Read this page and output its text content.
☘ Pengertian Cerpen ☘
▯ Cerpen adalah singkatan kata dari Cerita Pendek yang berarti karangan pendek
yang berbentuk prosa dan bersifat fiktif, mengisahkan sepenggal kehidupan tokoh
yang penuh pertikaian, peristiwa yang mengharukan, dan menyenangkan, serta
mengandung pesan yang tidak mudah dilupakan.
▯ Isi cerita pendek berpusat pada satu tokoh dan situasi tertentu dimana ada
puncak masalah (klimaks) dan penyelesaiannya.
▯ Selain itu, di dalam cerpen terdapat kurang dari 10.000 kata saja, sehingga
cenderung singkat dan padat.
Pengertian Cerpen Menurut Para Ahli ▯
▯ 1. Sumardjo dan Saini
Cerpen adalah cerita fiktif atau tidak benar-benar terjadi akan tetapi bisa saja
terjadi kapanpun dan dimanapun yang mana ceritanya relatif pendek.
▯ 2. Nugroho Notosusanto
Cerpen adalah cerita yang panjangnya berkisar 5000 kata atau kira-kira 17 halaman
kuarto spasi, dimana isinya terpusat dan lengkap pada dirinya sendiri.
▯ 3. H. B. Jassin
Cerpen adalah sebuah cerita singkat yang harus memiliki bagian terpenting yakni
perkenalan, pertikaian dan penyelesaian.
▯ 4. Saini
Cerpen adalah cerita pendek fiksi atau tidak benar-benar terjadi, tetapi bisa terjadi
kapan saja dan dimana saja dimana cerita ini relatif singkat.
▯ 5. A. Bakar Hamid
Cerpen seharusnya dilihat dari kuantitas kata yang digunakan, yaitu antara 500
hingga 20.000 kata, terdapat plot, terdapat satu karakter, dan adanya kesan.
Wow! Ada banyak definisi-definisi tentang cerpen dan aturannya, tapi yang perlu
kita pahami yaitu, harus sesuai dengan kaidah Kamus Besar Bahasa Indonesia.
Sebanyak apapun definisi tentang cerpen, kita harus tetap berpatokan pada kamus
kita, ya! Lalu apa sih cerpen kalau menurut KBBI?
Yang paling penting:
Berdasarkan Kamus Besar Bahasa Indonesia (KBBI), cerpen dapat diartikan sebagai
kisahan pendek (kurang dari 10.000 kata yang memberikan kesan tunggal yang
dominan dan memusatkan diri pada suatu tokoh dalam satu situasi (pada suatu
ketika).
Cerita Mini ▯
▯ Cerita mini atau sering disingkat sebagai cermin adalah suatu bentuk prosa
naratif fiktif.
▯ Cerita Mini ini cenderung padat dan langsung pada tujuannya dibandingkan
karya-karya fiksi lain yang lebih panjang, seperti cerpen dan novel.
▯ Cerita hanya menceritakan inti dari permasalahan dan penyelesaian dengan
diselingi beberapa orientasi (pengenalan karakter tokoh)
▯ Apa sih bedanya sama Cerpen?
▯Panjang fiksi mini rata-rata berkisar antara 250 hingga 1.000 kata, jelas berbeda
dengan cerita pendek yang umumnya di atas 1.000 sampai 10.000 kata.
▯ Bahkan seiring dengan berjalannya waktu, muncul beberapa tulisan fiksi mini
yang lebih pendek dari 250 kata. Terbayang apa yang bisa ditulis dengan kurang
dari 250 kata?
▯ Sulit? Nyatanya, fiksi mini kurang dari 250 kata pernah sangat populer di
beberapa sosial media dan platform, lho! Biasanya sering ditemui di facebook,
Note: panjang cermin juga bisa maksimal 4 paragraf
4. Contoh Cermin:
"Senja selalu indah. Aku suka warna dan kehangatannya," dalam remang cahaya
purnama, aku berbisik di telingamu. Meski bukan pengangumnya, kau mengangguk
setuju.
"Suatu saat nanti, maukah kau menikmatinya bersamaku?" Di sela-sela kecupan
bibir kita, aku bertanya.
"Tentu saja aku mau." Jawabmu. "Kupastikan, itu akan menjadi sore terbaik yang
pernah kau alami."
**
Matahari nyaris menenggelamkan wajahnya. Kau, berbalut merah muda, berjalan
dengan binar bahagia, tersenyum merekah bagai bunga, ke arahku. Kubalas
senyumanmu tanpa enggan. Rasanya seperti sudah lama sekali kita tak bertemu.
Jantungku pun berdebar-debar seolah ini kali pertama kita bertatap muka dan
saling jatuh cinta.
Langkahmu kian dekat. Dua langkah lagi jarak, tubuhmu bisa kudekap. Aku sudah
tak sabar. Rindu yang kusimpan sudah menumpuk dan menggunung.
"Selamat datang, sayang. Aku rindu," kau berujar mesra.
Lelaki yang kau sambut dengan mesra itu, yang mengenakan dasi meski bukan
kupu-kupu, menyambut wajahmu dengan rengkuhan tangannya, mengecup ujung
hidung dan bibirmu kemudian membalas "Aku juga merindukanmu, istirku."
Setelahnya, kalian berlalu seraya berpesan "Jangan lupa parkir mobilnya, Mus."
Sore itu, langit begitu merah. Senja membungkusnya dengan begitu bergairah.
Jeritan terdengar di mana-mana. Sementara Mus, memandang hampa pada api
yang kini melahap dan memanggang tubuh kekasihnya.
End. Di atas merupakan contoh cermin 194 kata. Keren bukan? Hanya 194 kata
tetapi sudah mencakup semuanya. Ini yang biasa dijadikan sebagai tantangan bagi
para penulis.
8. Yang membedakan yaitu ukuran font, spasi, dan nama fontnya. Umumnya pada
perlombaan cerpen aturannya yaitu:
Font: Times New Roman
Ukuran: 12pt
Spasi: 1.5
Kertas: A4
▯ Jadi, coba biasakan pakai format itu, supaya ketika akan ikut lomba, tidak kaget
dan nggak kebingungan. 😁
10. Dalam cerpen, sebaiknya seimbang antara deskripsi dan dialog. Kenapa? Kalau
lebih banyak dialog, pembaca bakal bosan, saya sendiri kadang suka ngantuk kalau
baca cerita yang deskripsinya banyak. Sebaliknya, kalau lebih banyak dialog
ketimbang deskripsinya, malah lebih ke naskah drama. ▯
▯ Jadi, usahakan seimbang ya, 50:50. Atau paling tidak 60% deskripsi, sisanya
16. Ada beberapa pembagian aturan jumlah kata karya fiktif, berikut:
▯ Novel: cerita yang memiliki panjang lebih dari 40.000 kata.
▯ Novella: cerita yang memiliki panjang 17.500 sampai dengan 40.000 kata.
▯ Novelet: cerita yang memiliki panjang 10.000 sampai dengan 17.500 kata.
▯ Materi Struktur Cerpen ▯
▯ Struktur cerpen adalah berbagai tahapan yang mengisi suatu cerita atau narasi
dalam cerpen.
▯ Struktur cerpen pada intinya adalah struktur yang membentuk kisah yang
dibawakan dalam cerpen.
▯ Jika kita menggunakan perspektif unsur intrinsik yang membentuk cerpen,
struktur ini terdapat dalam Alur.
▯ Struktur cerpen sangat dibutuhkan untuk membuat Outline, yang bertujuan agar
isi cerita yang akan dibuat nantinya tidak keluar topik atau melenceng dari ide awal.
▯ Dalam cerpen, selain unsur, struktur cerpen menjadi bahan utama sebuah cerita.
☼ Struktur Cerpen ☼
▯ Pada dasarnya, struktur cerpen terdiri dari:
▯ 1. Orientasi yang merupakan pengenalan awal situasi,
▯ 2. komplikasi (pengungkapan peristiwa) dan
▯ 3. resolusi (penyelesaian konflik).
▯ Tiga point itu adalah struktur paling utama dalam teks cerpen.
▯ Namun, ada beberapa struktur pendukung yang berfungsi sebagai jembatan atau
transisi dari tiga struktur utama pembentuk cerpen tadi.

____

* [WORK TO COMPLETE]: Collect each line above holding the string "berkisar".

* [CORRECT ANSWER]:
Cerpen adalah cerita yang panjangnya berkisar 5000 kata atau kira-kira 17 halaman
▯Panjang fiksi mini rata-rata berkisar antara 250 hingga 1.000 kata, jelas berbeda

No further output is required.